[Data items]
·····
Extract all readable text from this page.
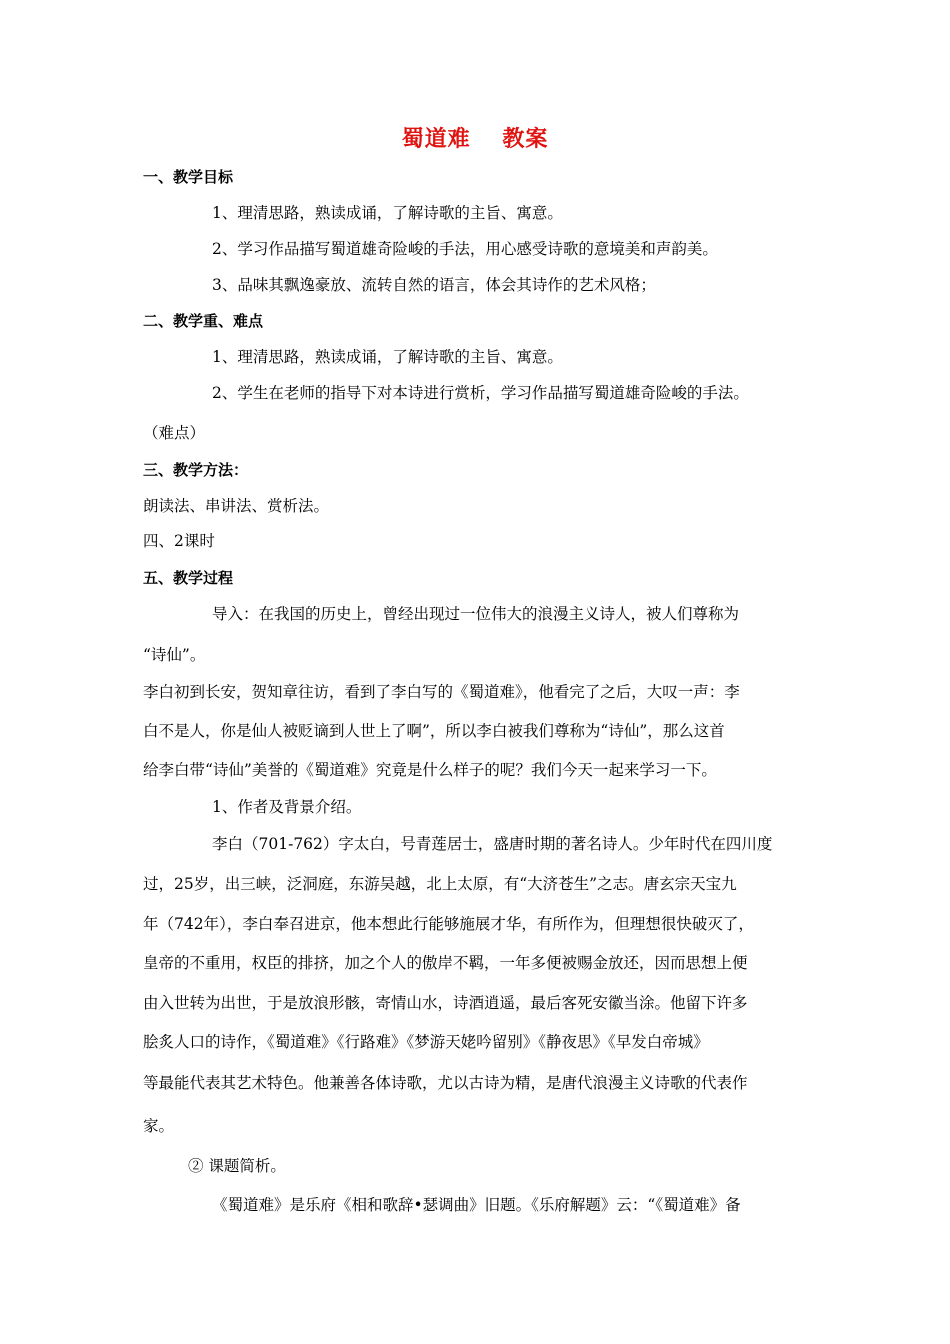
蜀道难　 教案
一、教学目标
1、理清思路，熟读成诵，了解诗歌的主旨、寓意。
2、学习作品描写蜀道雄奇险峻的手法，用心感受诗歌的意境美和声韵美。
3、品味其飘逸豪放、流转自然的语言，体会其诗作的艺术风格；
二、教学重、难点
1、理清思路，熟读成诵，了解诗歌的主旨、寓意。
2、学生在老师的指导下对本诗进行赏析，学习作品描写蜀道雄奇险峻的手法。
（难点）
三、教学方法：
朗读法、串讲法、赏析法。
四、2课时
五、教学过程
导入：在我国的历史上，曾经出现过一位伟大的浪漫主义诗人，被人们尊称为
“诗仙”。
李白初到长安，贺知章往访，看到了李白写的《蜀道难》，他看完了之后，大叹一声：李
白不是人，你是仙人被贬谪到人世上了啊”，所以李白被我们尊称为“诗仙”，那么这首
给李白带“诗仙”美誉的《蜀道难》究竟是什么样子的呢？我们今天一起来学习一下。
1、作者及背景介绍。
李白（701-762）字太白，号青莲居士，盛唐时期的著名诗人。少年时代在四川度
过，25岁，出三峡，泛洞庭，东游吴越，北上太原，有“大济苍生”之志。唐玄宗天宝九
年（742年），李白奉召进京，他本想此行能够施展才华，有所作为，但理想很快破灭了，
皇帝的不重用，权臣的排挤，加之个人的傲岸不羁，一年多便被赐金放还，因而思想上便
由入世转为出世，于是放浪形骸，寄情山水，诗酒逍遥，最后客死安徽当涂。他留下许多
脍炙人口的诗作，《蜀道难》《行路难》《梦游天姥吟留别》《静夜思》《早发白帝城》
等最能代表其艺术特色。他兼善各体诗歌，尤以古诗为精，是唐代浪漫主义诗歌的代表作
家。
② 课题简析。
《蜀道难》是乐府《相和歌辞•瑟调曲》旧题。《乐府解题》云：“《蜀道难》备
·····
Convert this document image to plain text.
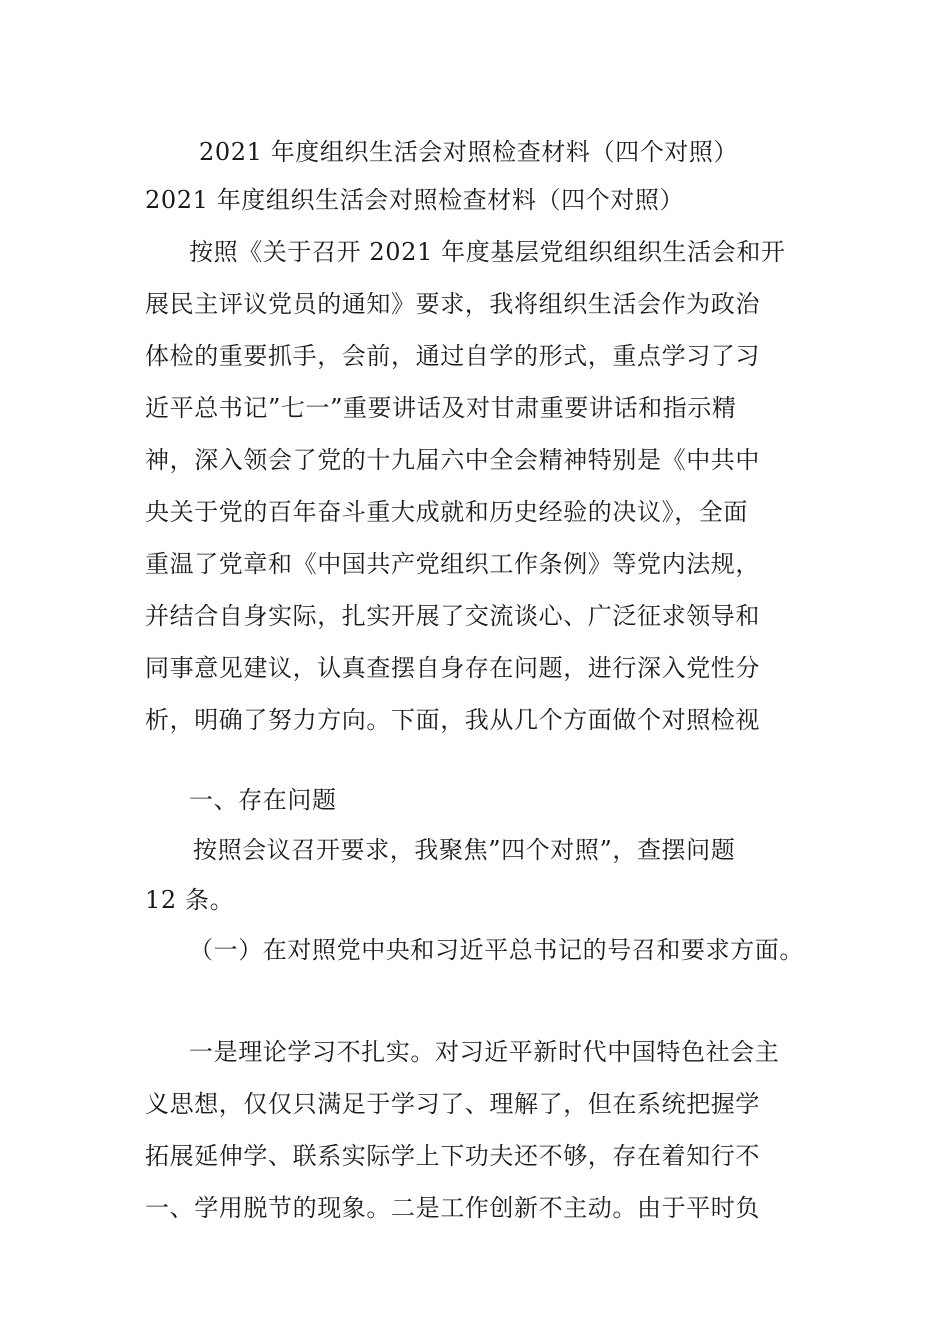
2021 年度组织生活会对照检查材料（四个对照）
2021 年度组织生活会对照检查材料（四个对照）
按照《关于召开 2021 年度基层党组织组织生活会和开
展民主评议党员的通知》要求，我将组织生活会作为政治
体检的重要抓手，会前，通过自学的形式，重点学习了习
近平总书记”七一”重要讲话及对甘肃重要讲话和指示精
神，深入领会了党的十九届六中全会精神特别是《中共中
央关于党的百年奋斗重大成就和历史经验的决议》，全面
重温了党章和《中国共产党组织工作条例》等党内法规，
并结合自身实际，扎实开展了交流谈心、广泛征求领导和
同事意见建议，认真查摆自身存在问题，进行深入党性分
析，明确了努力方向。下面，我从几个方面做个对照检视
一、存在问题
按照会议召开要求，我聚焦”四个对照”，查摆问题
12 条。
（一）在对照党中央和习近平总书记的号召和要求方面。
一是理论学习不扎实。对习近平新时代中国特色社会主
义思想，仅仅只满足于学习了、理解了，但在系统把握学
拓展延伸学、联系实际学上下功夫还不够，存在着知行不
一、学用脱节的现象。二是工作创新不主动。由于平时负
·····
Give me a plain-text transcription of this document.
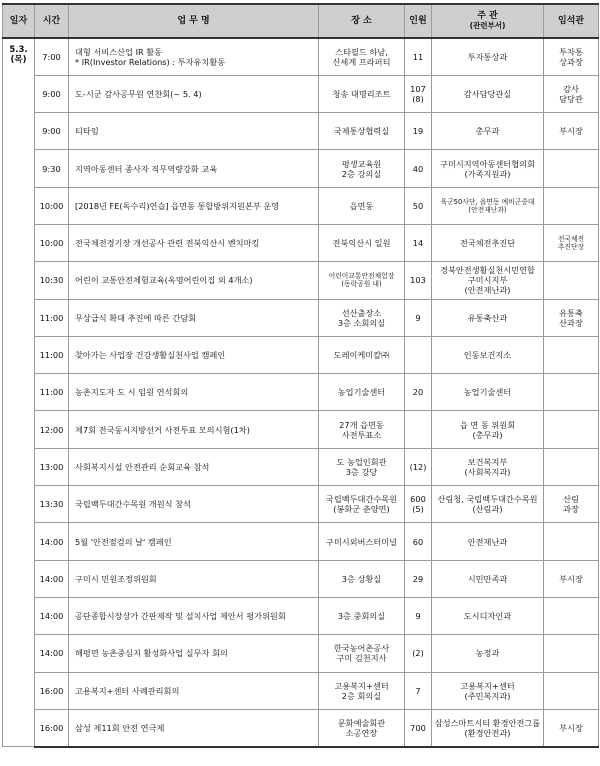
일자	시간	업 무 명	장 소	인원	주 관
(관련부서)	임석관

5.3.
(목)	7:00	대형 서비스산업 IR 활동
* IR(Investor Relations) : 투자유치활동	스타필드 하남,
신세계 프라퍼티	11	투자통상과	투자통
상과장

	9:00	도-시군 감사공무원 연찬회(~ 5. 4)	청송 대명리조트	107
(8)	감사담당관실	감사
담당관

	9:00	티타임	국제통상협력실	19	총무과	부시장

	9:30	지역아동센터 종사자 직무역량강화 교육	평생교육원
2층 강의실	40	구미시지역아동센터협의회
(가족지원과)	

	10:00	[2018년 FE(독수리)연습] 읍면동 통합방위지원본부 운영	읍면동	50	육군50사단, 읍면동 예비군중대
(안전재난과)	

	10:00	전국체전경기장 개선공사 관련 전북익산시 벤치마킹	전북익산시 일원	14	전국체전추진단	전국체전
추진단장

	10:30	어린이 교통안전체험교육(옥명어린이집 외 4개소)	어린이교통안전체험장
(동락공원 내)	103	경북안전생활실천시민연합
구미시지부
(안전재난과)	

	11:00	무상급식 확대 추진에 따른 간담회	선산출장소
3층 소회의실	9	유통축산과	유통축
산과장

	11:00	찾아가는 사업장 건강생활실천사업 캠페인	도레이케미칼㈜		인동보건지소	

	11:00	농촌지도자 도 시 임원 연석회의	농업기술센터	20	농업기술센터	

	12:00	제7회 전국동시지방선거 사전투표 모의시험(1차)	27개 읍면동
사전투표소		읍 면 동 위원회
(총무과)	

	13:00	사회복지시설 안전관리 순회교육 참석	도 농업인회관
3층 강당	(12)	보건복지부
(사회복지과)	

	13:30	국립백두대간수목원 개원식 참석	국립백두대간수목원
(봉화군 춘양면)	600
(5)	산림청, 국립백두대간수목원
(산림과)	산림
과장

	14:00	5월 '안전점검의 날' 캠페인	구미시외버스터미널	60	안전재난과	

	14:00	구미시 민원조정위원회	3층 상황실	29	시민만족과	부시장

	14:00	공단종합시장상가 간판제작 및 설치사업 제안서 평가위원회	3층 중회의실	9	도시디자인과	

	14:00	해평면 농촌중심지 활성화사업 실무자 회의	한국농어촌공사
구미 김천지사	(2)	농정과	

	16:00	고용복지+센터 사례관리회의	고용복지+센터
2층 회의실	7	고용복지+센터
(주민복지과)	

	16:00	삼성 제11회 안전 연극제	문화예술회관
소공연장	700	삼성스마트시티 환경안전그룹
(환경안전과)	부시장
·····
TASK TO CARRY OUT - Give the number of lines in the records that contain the string "document", with no other output.

TASK RESULT - 2